• **What is needed**
Write out the records again, exactly, leaving none out.

• **Dataset rows**
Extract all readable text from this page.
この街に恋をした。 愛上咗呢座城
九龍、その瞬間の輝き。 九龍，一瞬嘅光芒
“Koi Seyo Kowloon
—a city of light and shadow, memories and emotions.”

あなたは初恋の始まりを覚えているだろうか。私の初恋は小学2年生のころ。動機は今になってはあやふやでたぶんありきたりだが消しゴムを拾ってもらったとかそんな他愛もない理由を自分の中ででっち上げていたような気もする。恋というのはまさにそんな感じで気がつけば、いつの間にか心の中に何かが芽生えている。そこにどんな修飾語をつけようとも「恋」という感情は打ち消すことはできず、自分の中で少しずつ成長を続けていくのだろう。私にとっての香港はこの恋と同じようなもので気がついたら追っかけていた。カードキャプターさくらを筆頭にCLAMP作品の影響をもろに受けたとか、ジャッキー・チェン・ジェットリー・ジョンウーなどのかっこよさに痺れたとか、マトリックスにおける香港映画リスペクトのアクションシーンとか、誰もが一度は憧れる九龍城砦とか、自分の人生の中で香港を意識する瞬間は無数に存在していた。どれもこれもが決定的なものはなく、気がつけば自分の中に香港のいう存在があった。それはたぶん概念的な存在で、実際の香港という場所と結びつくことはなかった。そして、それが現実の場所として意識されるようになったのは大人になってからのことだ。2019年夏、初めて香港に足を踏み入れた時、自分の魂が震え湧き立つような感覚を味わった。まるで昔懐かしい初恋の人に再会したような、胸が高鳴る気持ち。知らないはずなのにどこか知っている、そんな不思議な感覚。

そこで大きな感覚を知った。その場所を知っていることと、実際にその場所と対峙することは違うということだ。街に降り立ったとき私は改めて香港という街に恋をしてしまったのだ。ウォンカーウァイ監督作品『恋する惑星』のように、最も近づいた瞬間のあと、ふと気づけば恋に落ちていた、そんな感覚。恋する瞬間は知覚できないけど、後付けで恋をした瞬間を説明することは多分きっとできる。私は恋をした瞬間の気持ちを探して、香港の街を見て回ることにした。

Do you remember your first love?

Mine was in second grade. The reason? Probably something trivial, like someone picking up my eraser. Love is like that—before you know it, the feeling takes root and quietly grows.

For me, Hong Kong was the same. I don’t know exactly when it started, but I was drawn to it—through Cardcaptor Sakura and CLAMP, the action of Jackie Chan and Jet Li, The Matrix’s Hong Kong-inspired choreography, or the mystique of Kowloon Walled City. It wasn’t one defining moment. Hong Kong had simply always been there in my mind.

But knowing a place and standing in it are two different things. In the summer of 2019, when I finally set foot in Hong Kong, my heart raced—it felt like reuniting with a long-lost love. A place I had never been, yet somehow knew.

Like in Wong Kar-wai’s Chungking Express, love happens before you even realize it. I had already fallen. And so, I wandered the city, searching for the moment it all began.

• **Answer to this task**
Extract all readable text from this page.
この街に恋をした。 愛上咗呢座城
九龍、その瞬間の輝き。 九龍，一瞬嘅光芒
“Koi Seyo Kowloon
—a city of light and shadow, memories and emotions.”

あなたは初恋の始まりを覚えているだろうか。私の初恋は小学2年生のころ。動機は今になってはあやふやでたぶんありきたりだが消しゴムを拾ってもらったとかそんな他愛もない理由を自分の中ででっち上げていたような気もする。恋というのはまさにそんな感じで気がつけば、いつの間にか心の中に何かが芽生えている。そこにどんな修飾語をつけようとも「恋」という感情は打ち消すことはできず、自分の中で少しずつ成長を続けていくのだろう。私にとっての香港はこの恋と同じようなもので気がついたら追っかけていた。カードキャプターさくらを筆頭にCLAMP作品の影響をもろに受けたとか、ジャッキー・チェン・ジェットリー・ジョンウーなどのかっこよさに痺れたとか、マトリックスにおける香港映画リスペクトのアクションシーンとか、誰もが一度は憧れる九龍城砦とか、自分の人生の中で香港を意識する瞬間は無数に存在していた。どれもこれもが決定的なものはなく、気がつけば自分の中に香港のいう存在があった。それはたぶん概念的な存在で、実際の香港という場所と結びつくことはなかった。そして、それが現実の場所として意識されるようになったのは大人になってからのことだ。2019年夏、初めて香港に足を踏み入れた時、自分の魂が震え湧き立つような感覚を味わった。まるで昔懐かしい初恋の人に再会したような、胸が高鳴る気持ち。知らないはずなのにどこか知っている、そんな不思議な感覚。

そこで大きな感覚を知った。その場所を知っていることと、実際にその場所と対峙することは違うということだ。街に降り立ったとき私は改めて香港という街に恋をしてしまったのだ。ウォンカーウァイ監督作品『恋する惑星』のように、最も近づいた瞬間のあと、ふと気づけば恋に落ちていた、そんな感覚。恋する瞬間は知覚できないけど、後付けで恋をした瞬間を説明することは多分きっとできる。私は恋をした瞬間の気持ちを探して、香港の街を見て回ることにした。

Do you remember your first love?

Mine was in second grade. The reason? Probably something trivial, like someone picking up my eraser. Love is like that—before you know it, the feeling takes root and quietly grows.

For me, Hong Kong was the same. I don’t know exactly when it started, but I was drawn to it—through Cardcaptor Sakura and CLAMP, the action of Jackie Chan and Jet Li, The Matrix’s Hong Kong-inspired choreography, or the mystique of Kowloon Walled City. It wasn’t one defining moment. Hong Kong had simply always been there in my mind.

But knowing a place and standing in it are two different things. In the summer of 2019, when I finally set foot in Hong Kong, my heart raced—it felt like reuniting with a long-lost love. A place I had never been, yet somehow knew.

Like in Wong Kar-wai’s Chungking Express, love happens before you even realize it. I had already fallen. And so, I wandered the city, searching for the moment it all began.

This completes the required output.